● Supplied material:

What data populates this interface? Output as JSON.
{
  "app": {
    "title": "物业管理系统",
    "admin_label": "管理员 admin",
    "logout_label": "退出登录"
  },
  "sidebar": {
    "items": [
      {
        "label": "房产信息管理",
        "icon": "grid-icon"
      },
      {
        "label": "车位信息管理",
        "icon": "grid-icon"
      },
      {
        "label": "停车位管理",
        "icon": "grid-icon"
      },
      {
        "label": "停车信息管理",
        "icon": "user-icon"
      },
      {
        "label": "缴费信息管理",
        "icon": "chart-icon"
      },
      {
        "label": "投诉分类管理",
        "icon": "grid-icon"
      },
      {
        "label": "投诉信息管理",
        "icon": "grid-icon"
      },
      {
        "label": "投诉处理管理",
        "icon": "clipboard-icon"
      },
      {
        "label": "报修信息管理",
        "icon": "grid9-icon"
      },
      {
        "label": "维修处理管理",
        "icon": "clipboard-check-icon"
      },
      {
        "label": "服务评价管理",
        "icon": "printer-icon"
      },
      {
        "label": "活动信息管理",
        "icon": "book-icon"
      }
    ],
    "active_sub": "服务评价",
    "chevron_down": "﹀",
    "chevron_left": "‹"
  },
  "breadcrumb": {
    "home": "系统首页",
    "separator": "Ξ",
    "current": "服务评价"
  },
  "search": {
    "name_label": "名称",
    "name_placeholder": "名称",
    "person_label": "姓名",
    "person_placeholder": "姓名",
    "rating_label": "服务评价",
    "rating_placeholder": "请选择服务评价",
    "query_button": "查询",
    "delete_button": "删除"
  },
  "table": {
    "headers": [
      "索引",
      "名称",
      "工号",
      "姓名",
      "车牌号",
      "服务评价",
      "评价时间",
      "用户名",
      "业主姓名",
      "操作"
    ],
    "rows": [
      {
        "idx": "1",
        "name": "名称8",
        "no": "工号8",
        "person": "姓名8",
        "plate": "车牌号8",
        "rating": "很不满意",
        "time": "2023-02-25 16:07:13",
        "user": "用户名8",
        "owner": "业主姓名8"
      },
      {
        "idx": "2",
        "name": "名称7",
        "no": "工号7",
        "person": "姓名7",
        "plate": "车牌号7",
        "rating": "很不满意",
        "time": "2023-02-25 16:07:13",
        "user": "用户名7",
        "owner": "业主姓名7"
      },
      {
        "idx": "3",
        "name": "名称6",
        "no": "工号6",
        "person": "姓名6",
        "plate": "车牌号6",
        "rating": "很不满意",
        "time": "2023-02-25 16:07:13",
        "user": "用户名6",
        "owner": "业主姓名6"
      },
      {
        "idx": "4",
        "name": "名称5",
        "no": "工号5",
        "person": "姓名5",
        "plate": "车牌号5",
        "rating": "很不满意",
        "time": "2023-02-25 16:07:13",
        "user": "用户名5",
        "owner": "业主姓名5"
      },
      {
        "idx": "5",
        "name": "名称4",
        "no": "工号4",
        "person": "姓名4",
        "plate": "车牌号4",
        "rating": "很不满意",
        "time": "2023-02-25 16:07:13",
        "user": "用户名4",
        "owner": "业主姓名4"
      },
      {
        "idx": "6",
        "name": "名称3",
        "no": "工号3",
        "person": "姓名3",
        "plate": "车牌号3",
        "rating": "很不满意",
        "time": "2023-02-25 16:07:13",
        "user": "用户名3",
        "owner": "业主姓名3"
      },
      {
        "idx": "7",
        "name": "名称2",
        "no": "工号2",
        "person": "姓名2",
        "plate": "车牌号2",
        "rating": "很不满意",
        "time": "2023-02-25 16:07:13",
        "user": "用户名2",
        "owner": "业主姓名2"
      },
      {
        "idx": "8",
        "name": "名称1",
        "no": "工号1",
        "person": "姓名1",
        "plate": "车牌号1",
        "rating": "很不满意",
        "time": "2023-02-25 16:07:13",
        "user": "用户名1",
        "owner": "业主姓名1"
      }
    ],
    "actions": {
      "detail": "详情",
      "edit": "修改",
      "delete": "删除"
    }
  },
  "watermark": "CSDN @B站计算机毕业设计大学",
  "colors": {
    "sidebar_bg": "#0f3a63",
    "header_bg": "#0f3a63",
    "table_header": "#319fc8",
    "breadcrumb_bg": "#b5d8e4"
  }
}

● Exercise aim: Extract the full listing and reproduce each line exactly.

● Task answer:
What data populates this interface? Output as JSON.
{
  "app": {
    "title": "物业管理系统",
    "admin_label": "管理员 admin",
    "logout_label": "退出登录"
  },
  "sidebar": {
    "items": [
      {
        "label": "房产信息管理",
        "icon": "grid-icon"
      },
      {
        "label": "车位信息管理",
        "icon": "grid-icon"
      },
      {
        "label": "停车位管理",
        "icon": "grid-icon"
      },
      {
        "label": "停车信息管理",
        "icon": "user-icon"
      },
      {
        "label": "缴费信息管理",
        "icon": "chart-icon"
      },
      {
        "label": "投诉分类管理",
        "icon": "grid-icon"
      },
      {
        "label": "投诉信息管理",
        "icon": "grid-icon"
      },
      {
        "label": "投诉处理管理",
        "icon": "clipboard-icon"
      },
      {
        "label": "报修信息管理",
        "icon": "grid9-icon"
      },
      {
        "label": "维修处理管理",
        "icon": "clipboard-check-icon"
      },
      {
        "label": "服务评价管理",
        "icon": "printer-icon"
      },
      {
        "label": "活动信息管理",
        "icon": "book-icon"
      }
    ],
    "active_sub": "服务评价",
    "chevron_down": "﹀",
    "chevron_left": "‹"
  },
  "breadcrumb": {
    "home": "系统首页",
    "separator": "Ξ",
    "current": "服务评价"
  },
  "search": {
    "name_label": "名称",
    "name_placeholder": "名称",
    "person_label": "姓名",
    "person_placeholder": "姓名",
    "rating_label": "服务评价",
    "rating_placeholder": "请选择服务评价",
    "query_button": "查询",
    "delete_button": "删除"
  },
  "table": {
    "headers": [
      "索引",
      "名称",
      "工号",
      "姓名",
      "车牌号",
      "服务评价",
      "评价时间",
      "用户名",
      "业主姓名",
      "操作"
    ],
    "rows": [
      {
        "idx": "1",
        "name": "名称8",
        "no": "工号8",
        "person": "姓名8",
        "plate": "车牌号8",
        "rating": "很不满意",
        "time": "2023-02-25 16:07:13",
        "user": "用户名8",
        "owner": "业主姓名8"
      },
      {
        "idx": "2",
        "name": "名称7",
        "no": "工号7",
        "person": "姓名7",
        "plate": "车牌号7",
        "rating": "很不满意",
        "time": "2023-02-25 16:07:13",
        "user": "用户名7",
        "owner": "业主姓名7"
      },
      {
        "idx": "3",
        "name": "名称6",
        "no": "工号6",
        "person": "姓名6",
        "plate": "车牌号6",
        "rating": "很不满意",
        "time": "2023-02-25 16:07:13",
        "user": "用户名6",
        "owner": "业主姓名6"
      },
      {
        "idx": "4",
        "name": "名称5",
        "no": "工号5",
        "person": "姓名5",
        "plate": "车牌号5",
        "rating": "很不满意",
        "time": "2023-02-25 16:07:13",
        "user": "用户名5",
        "owner": "业主姓名5"
      },
      {
        "idx": "5",
        "name": "名称4",
        "no": "工号4",
        "person": "姓名4",
        "plate": "车牌号4",
        "rating": "很不满意",
        "time": "2023-02-25 16:07:13",
        "user": "用户名4",
        "owner": "业主姓名4"
      },
      {
        "idx": "6",
        "name": "名称3",
        "no": "工号3",
        "person": "姓名3",
        "plate": "车牌号3",
        "rating": "很不满意",
        "time": "2023-02-25 16:07:13",
        "user": "用户名3",
        "owner": "业主姓名3"
      },
      {
        "idx": "7",
        "name": "名称2",
        "no": "工号2",
        "person": "姓名2",
        "plate": "车牌号2",
        "rating": "很不满意",
        "time": "2023-02-25 16:07:13",
        "user": "用户名2",
        "owner": "业主姓名2"
      },
      {
        "idx": "8",
        "name": "名称1",
        "no": "工号1",
        "person": "姓名1",
        "plate": "车牌号1",
        "rating": "很不满意",
        "time": "2023-02-25 16:07:13",
        "user": "用户名1",
        "owner": "业主姓名1"
      }
    ],
    "actions": {
      "detail": "详情",
      "edit": "修改",
      "delete": "删除"
    }
  },
  "watermark": "CSDN @B站计算机毕业设计大学",
  "colors": {
    "sidebar_bg": "#0f3a63",
    "header_bg": "#0f3a63",
    "table_header": "#319fc8",
    "breadcrumb_bg": "#b5d8e4"
  }
}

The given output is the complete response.